• YOUR INSTRUCTIONS
Give the entries again, word for word.

*** PROVIDED DATA

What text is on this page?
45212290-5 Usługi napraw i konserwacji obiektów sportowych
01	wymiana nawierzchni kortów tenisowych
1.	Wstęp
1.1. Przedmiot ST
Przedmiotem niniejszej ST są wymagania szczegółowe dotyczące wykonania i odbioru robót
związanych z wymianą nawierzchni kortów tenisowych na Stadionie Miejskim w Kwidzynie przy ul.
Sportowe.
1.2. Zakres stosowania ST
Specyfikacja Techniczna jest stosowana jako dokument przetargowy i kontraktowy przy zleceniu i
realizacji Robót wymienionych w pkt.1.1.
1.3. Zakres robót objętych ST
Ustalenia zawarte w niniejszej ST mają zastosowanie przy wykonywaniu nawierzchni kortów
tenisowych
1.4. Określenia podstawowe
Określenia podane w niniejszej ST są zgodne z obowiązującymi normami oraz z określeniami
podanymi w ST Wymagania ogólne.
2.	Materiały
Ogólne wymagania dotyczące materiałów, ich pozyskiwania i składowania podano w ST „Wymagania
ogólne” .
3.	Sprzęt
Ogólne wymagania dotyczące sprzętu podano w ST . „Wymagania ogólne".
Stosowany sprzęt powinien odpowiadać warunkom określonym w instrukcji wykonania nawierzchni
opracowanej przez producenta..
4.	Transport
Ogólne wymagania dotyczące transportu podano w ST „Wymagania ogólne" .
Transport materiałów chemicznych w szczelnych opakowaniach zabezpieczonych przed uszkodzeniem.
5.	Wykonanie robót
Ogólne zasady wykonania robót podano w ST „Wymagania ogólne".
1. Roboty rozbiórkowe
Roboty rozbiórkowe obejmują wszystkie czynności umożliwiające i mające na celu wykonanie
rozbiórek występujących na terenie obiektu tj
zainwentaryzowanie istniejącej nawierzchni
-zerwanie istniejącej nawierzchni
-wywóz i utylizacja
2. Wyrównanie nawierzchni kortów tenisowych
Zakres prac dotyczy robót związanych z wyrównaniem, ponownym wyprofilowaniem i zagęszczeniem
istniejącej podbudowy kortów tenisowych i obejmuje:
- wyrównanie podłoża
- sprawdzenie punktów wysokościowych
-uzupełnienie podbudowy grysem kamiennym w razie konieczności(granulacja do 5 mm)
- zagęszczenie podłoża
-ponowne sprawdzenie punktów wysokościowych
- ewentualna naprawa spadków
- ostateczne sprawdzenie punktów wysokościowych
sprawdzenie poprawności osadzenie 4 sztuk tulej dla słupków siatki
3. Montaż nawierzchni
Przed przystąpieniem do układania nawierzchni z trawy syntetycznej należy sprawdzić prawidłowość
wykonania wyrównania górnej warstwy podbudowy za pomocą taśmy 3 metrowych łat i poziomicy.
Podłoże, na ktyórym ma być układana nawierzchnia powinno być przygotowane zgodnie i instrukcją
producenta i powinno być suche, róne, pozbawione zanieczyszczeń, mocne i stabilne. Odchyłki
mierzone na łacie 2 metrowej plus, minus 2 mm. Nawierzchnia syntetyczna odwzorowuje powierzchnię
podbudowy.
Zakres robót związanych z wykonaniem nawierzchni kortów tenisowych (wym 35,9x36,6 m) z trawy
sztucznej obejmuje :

******

• RESULT FOR THIS EXERCISE
What text is on this page?
45212290-5 Usługi napraw i konserwacji obiektów sportowych
01	wymiana nawierzchni kortów tenisowych
1.	Wstęp
1.1. Przedmiot ST
Przedmiotem niniejszej ST są wymagania szczegółowe dotyczące wykonania i odbioru robót
związanych z wymianą nawierzchni kortów tenisowych na Stadionie Miejskim w Kwidzynie przy ul.
Sportowe.
1.2. Zakres stosowania ST
Specyfikacja Techniczna jest stosowana jako dokument przetargowy i kontraktowy przy zleceniu i
realizacji Robót wymienionych w pkt.1.1.
1.3. Zakres robót objętych ST
Ustalenia zawarte w niniejszej ST mają zastosowanie przy wykonywaniu nawierzchni kortów
tenisowych
1.4. Określenia podstawowe
Określenia podane w niniejszej ST są zgodne z obowiązującymi normami oraz z określeniami
podanymi w ST Wymagania ogólne.
2.	Materiały
Ogólne wymagania dotyczące materiałów, ich pozyskiwania i składowania podano w ST „Wymagania
ogólne” .
3.	Sprzęt
Ogólne wymagania dotyczące sprzętu podano w ST . „Wymagania ogólne".
Stosowany sprzęt powinien odpowiadać warunkom określonym w instrukcji wykonania nawierzchni
opracowanej przez producenta..
4.	Transport
Ogólne wymagania dotyczące transportu podano w ST „Wymagania ogólne" .
Transport materiałów chemicznych w szczelnych opakowaniach zabezpieczonych przed uszkodzeniem.
5.	Wykonanie robót
Ogólne zasady wykonania robót podano w ST „Wymagania ogólne".
1. Roboty rozbiórkowe
Roboty rozbiórkowe obejmują wszystkie czynności umożliwiające i mające na celu wykonanie
rozbiórek występujących na terenie obiektu tj
zainwentaryzowanie istniejącej nawierzchni
-zerwanie istniejącej nawierzchni
-wywóz i utylizacja
2. Wyrównanie nawierzchni kortów tenisowych
Zakres prac dotyczy robót związanych z wyrównaniem, ponownym wyprofilowaniem i zagęszczeniem
istniejącej podbudowy kortów tenisowych i obejmuje:
- wyrównanie podłoża
- sprawdzenie punktów wysokościowych
-uzupełnienie podbudowy grysem kamiennym w razie konieczności(granulacja do 5 mm)
- zagęszczenie podłoża
-ponowne sprawdzenie punktów wysokościowych
- ewentualna naprawa spadków
- ostateczne sprawdzenie punktów wysokościowych
sprawdzenie poprawności osadzenie 4 sztuk tulej dla słupków siatki
3. Montaż nawierzchni
Przed przystąpieniem do układania nawierzchni z trawy syntetycznej należy sprawdzić prawidłowość
wykonania wyrównania górnej warstwy podbudowy za pomocą taśmy 3 metrowych łat i poziomicy.
Podłoże, na ktyórym ma być układana nawierzchnia powinno być przygotowane zgodnie i instrukcją
producenta i powinno być suche, róne, pozbawione zanieczyszczeń, mocne i stabilne. Odchyłki
mierzone na łacie 2 metrowej plus, minus 2 mm. Nawierzchnia syntetyczna odwzorowuje powierzchnię
podbudowy.
Zakres robót związanych z wykonaniem nawierzchni kortów tenisowych (wym 35,9x36,6 m) z trawy
sztucznej obejmuje :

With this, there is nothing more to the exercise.